__Required work__:
Without the pictures, give the entries below again exactly as written.

_ _ _

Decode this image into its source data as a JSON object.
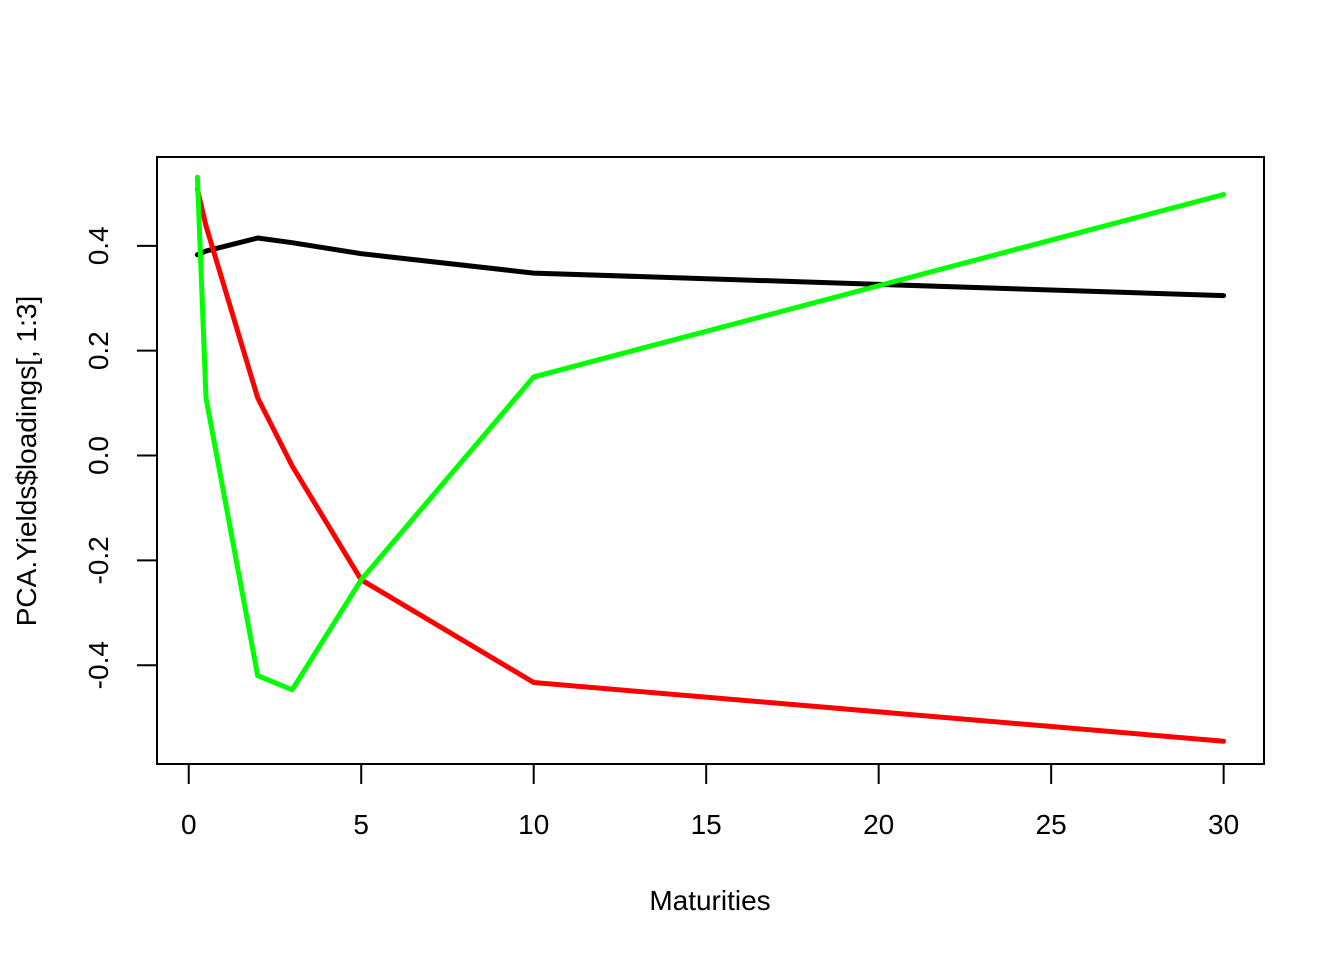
{
  "chart_data": {
    "type": "line",
    "title": "",
    "xlabel": "Maturities",
    "ylabel": "PCA.Yields$loadings[, 1:3]",
    "xlim": [
      -0.92,
      31.17
    ],
    "ylim": [
      -0.5885,
      0.5695
    ],
    "x_ticks": [
      0,
      5,
      10,
      15,
      20,
      25,
      30
    ],
    "y_ticks": [
      -0.4,
      -0.2,
      0.0,
      0.2,
      0.4
    ],
    "x_tick_labels": [
      "0",
      "5",
      "10",
      "15",
      "20",
      "25",
      "30"
    ],
    "y_tick_labels": [
      "-0.4",
      "-0.2",
      "0.0",
      "0.2",
      "0.4"
    ],
    "grid": false,
    "x": [
      0.25,
      0.5,
      2,
      3,
      5,
      10,
      30
    ],
    "series": [
      {
        "color": "#000000",
        "values": [
          0.383,
          0.39,
          0.415,
          0.406,
          0.385,
          0.348,
          0.305
        ]
      },
      {
        "color": "#ff0000",
        "values": [
          0.508,
          0.438,
          0.11,
          -0.02,
          -0.237,
          -0.433,
          -0.545
        ]
      },
      {
        "color": "#00ff00",
        "values": [
          0.531,
          0.11,
          -0.42,
          -0.447,
          -0.237,
          0.15,
          0.498
        ]
      }
    ]
  }
}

_ _ _

__Solution to this task__:
Decode this image into its source data as a JSON object.
{
  "chart_data": {
    "type": "line",
    "title": "",
    "xlabel": "Maturities",
    "ylabel": "PCA.Yields$loadings[, 1:3]",
    "xlim": [
      -0.92,
      31.17
    ],
    "ylim": [
      -0.5885,
      0.5695
    ],
    "x_ticks": [
      0,
      5,
      10,
      15,
      20,
      25,
      30
    ],
    "y_ticks": [
      -0.4,
      -0.2,
      0.0,
      0.2,
      0.4
    ],
    "x_tick_labels": [
      "0",
      "5",
      "10",
      "15",
      "20",
      "25",
      "30"
    ],
    "y_tick_labels": [
      "-0.4",
      "-0.2",
      "0.0",
      "0.2",
      "0.4"
    ],
    "grid": false,
    "x": [
      0.25,
      0.5,
      2,
      3,
      5,
      10,
      30
    ],
    "series": [
      {
        "color": "#000000",
        "values": [
          0.383,
          0.39,
          0.415,
          0.406,
          0.385,
          0.348,
          0.305
        ]
      },
      {
        "color": "#ff0000",
        "values": [
          0.508,
          0.438,
          0.11,
          -0.02,
          -0.237,
          -0.433,
          -0.545
        ]
      },
      {
        "color": "#00ff00",
        "values": [
          0.531,
          0.11,
          -0.42,
          -0.447,
          -0.237,
          0.15,
          0.498
        ]
      }
    ]
  }
}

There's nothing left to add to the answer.